Records from a data collection
▼

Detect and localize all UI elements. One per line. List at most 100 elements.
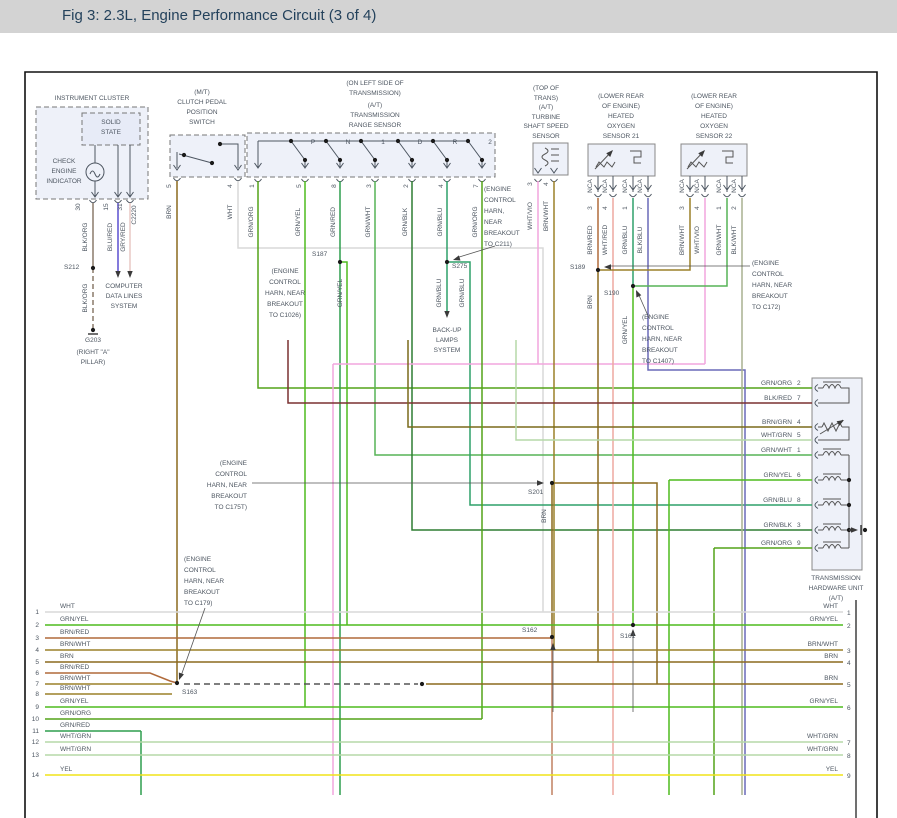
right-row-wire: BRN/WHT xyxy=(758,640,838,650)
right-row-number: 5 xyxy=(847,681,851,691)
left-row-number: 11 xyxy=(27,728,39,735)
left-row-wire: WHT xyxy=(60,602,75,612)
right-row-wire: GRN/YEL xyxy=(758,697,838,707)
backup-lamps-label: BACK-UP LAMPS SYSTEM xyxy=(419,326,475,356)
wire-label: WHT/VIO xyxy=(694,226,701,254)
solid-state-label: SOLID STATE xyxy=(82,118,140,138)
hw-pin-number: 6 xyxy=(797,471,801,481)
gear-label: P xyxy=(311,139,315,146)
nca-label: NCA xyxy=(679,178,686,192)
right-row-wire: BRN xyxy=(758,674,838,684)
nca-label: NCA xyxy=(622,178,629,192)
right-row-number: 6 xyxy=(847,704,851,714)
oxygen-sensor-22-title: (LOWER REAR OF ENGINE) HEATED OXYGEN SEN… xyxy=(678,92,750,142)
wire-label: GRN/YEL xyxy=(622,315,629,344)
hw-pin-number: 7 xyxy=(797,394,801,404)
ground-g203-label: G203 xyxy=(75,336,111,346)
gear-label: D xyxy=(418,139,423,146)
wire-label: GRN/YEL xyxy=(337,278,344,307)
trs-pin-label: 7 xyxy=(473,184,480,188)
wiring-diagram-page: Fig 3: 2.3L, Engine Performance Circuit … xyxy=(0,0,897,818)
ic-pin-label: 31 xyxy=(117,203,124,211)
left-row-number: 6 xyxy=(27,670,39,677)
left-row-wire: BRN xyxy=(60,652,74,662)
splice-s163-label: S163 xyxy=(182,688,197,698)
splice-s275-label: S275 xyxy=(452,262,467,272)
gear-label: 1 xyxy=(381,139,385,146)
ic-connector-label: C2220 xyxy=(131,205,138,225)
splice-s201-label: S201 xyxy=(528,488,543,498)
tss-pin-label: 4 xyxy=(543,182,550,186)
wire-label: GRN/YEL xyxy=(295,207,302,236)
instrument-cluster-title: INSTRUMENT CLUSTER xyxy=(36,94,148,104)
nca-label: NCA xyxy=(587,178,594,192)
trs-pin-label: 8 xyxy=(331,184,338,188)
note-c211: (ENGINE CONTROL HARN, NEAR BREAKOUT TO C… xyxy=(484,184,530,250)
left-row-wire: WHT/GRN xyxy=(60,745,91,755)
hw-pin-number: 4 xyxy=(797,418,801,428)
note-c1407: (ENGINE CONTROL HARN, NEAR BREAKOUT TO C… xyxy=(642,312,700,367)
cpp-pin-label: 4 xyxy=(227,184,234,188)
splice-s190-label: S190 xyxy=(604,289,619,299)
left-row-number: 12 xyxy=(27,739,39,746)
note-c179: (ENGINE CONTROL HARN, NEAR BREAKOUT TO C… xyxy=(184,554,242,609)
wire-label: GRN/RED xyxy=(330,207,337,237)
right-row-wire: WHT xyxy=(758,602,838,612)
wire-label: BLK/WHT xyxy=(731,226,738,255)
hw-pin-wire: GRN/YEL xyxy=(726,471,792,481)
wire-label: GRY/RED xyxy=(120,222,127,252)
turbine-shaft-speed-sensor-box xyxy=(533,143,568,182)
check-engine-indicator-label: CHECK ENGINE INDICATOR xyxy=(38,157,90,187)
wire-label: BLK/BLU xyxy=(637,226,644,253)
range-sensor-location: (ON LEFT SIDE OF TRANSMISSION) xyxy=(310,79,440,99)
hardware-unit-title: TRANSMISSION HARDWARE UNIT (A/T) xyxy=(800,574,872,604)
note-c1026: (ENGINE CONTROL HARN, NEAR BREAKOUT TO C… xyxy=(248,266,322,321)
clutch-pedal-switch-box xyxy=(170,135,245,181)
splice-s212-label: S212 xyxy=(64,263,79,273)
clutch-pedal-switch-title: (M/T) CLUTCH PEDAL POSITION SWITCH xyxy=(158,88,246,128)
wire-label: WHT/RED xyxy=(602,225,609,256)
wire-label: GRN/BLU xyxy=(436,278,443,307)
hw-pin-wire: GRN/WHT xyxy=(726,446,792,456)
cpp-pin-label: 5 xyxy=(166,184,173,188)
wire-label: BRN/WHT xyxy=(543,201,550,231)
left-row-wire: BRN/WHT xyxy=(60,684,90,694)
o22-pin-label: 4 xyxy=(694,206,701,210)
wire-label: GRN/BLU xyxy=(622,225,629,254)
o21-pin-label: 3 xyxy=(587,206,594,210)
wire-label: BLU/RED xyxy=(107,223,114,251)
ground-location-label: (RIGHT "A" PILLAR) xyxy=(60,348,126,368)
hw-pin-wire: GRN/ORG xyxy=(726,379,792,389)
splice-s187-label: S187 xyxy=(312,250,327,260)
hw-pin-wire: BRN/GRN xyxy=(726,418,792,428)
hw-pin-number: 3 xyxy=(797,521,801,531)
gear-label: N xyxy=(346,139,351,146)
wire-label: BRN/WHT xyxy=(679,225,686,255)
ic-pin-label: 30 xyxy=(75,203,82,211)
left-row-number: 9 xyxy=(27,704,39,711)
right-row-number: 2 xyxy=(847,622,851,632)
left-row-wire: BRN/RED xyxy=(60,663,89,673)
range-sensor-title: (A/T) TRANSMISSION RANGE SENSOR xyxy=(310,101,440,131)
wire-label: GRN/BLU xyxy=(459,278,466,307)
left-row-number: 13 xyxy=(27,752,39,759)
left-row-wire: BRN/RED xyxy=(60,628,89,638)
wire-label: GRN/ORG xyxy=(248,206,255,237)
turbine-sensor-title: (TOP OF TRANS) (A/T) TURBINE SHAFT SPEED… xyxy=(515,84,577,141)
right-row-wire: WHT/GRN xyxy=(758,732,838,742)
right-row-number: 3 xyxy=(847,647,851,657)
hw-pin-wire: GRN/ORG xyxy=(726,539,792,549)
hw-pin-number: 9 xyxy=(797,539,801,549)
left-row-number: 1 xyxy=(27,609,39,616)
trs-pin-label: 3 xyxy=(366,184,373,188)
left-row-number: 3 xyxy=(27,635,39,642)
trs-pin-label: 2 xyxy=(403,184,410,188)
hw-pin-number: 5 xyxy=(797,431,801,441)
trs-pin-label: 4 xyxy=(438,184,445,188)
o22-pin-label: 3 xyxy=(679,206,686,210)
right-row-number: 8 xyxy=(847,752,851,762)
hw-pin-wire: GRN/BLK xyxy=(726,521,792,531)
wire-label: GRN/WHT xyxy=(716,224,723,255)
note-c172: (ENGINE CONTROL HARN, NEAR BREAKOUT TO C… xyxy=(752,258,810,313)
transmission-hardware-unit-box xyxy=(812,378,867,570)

▲
▼

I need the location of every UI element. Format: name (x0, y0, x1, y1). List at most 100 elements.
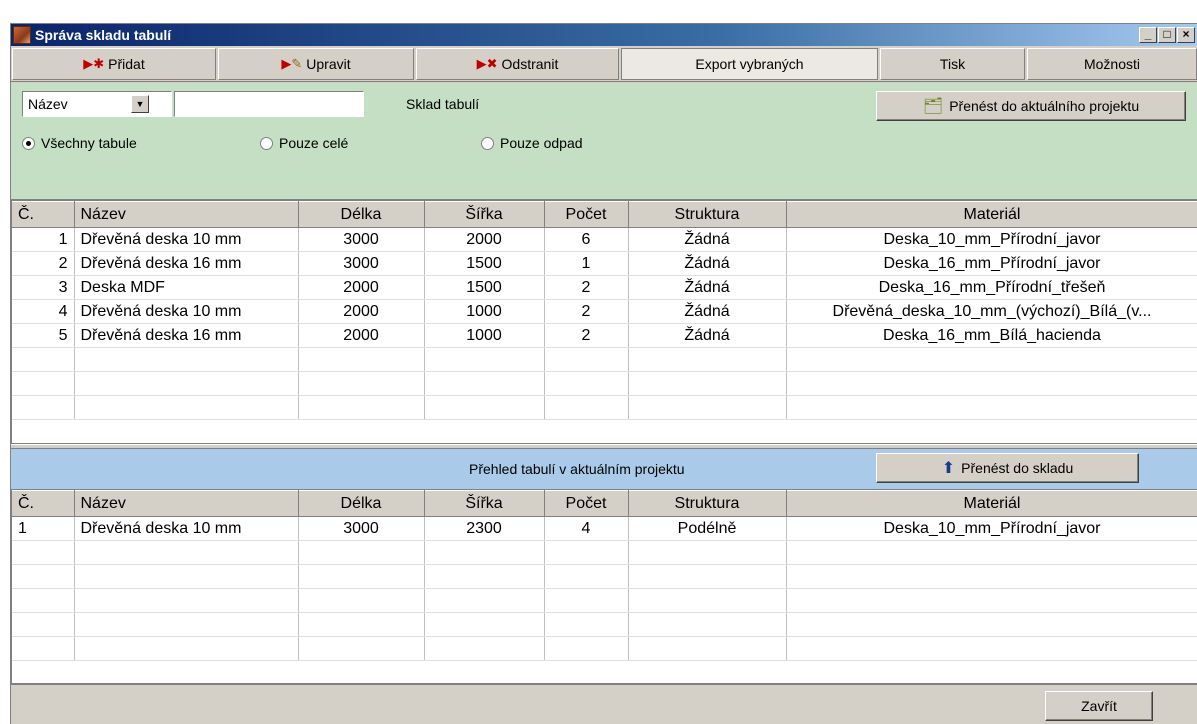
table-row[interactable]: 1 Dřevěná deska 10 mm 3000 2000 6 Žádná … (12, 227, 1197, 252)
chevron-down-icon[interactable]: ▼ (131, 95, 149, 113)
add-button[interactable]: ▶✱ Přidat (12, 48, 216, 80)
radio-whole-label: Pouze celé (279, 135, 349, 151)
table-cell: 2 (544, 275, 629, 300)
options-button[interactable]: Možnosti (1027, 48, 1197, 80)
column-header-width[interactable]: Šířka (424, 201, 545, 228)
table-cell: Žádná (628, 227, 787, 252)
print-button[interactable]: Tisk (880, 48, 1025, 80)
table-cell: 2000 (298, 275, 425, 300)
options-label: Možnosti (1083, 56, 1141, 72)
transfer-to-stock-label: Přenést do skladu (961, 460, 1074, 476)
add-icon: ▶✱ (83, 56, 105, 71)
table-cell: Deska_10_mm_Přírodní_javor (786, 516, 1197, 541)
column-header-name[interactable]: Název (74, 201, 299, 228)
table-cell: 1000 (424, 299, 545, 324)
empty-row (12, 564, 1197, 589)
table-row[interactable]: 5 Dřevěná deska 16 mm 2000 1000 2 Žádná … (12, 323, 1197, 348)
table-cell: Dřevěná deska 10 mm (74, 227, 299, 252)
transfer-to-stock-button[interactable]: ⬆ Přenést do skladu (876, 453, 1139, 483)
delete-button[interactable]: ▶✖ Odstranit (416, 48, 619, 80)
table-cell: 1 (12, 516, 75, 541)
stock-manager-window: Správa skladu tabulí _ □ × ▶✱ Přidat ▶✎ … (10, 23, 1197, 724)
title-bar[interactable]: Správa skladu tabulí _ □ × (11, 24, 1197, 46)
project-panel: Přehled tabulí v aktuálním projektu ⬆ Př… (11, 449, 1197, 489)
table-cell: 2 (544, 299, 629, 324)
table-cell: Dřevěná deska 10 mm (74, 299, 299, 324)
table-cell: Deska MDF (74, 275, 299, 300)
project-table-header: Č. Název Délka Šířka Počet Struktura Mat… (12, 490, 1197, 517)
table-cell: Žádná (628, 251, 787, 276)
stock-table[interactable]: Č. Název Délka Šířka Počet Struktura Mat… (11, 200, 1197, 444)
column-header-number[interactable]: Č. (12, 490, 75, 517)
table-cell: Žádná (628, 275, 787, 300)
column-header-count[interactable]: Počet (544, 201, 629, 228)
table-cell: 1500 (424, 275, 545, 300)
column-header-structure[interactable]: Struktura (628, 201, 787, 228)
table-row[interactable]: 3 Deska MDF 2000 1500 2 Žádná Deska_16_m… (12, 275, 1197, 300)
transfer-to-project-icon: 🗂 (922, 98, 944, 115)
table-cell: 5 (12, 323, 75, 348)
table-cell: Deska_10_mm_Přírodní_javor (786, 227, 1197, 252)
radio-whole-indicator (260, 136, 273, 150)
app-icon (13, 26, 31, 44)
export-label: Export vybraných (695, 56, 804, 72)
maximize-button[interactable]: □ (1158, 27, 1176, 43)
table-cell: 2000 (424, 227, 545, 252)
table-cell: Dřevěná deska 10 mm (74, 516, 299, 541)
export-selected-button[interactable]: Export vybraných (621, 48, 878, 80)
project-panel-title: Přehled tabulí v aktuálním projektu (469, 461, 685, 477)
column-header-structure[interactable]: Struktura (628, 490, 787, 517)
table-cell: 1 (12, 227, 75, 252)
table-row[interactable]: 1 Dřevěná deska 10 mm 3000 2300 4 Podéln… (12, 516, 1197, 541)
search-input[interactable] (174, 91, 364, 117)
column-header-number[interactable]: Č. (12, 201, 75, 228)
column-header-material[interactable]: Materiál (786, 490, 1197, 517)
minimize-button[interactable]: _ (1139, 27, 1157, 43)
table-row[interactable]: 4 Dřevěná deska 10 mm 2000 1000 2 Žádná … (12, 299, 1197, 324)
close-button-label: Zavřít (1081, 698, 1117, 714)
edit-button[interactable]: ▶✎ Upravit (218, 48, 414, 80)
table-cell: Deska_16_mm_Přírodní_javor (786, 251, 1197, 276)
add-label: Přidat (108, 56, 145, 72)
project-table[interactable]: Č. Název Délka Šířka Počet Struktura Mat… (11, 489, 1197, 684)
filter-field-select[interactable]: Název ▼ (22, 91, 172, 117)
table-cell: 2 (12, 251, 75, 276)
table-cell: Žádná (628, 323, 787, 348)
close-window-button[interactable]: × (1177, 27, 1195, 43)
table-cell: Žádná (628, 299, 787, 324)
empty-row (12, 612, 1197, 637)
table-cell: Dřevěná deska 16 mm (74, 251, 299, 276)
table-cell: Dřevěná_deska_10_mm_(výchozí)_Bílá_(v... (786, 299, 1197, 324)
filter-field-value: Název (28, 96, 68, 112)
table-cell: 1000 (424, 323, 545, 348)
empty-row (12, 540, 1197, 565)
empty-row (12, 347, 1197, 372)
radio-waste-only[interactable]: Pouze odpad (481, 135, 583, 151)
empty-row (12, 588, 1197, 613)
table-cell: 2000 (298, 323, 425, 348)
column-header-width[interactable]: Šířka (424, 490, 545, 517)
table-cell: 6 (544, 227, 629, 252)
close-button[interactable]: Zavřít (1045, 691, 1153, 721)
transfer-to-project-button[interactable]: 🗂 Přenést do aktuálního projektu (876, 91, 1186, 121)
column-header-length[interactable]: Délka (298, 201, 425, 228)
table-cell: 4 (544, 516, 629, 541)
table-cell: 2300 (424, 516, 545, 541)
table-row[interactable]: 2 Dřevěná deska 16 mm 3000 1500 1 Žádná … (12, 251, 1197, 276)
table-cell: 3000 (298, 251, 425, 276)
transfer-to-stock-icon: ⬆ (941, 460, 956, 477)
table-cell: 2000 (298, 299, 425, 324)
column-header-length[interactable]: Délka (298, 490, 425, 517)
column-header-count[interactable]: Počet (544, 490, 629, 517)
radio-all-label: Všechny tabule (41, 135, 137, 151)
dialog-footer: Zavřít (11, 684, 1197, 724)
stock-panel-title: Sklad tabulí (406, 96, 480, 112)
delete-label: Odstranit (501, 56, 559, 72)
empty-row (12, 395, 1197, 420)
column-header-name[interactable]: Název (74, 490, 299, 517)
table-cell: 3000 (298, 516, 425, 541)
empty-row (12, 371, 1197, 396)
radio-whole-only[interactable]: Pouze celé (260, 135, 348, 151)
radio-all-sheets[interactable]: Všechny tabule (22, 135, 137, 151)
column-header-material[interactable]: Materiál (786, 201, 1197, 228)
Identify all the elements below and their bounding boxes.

▲

(GIVEN EXERCISE): Give everything from the line containing "table-row[interactable]: 1 Dřevěná deska 10 mm 3000 2000" down to the line containing "table-cell: 1000 (424, 299, 545, 324)" as a numbered list, skipping blank lines.

(TASK RESPONSE):
1. table-row[interactable]: 1 Dřevěná deska 10 mm 3000 2000 6 Žádná … (12, 227, 1197, 252)
2. chevron-down-icon[interactable]: ▼ (131, 95, 149, 113)
3. add-button[interactable]: ▶✱ Přidat (12, 48, 216, 80)
4. radio-whole-label: Pouze celé (279, 135, 349, 151)
5. table-cell: 2 (544, 275, 629, 300)
6. options-button[interactable]: Možnosti (1027, 48, 1197, 80)
7. column-header-width[interactable]: Šířka (424, 201, 545, 228)
8. table-cell: Žádná (628, 227, 787, 252)
9. print-button[interactable]: Tisk (880, 48, 1025, 80)
10. table-cell: 2000 (298, 275, 425, 300)
11. options-label: Možnosti (1083, 56, 1141, 72)
12. transfer-to-stock-label: Přenést do skladu (961, 460, 1074, 476)
13. add-icon: ▶✱ (83, 56, 105, 71)
14. table-cell: Deska_10_mm_Přírodní_javor (786, 516, 1197, 541)
15. column-header-name[interactable]: Název (74, 201, 299, 228)
16. table-cell: 1000 (424, 299, 545, 324)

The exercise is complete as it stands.